**WHAT YOU ARE ASKED TO DO:**
Reproduce the entries in full, with no changes.

Extracted records:
──────────

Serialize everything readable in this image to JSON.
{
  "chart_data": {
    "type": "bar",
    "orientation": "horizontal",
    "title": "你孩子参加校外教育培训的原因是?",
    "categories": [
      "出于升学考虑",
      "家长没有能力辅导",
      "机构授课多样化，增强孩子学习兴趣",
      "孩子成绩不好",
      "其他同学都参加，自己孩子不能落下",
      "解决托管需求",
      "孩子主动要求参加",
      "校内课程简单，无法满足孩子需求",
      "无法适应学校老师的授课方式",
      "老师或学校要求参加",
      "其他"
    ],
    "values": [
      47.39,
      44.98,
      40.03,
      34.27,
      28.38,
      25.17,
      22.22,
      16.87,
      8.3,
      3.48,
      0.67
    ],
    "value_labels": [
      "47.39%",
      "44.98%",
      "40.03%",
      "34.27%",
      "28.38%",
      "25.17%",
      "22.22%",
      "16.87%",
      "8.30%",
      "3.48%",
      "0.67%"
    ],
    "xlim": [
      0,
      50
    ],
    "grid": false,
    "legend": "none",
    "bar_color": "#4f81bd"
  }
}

──────────

**THE RESPONSE:**
Serialize everything readable in this image to JSON.
{
  "chart_data": {
    "type": "bar",
    "orientation": "horizontal",
    "title": "你孩子参加校外教育培训的原因是?",
    "categories": [
      "出于升学考虑",
      "家长没有能力辅导",
      "机构授课多样化，增强孩子学习兴趣",
      "孩子成绩不好",
      "其他同学都参加，自己孩子不能落下",
      "解决托管需求",
      "孩子主动要求参加",
      "校内课程简单，无法满足孩子需求",
      "无法适应学校老师的授课方式",
      "老师或学校要求参加",
      "其他"
    ],
    "values": [
      47.39,
      44.98,
      40.03,
      34.27,
      28.38,
      25.17,
      22.22,
      16.87,
      8.3,
      3.48,
      0.67
    ],
    "value_labels": [
      "47.39%",
      "44.98%",
      "40.03%",
      "34.27%",
      "28.38%",
      "25.17%",
      "22.22%",
      "16.87%",
      "8.30%",
      "3.48%",
      "0.67%"
    ],
    "xlim": [
      0,
      50
    ],
    "grid": false,
    "legend": "none",
    "bar_color": "#4f81bd"
  }
}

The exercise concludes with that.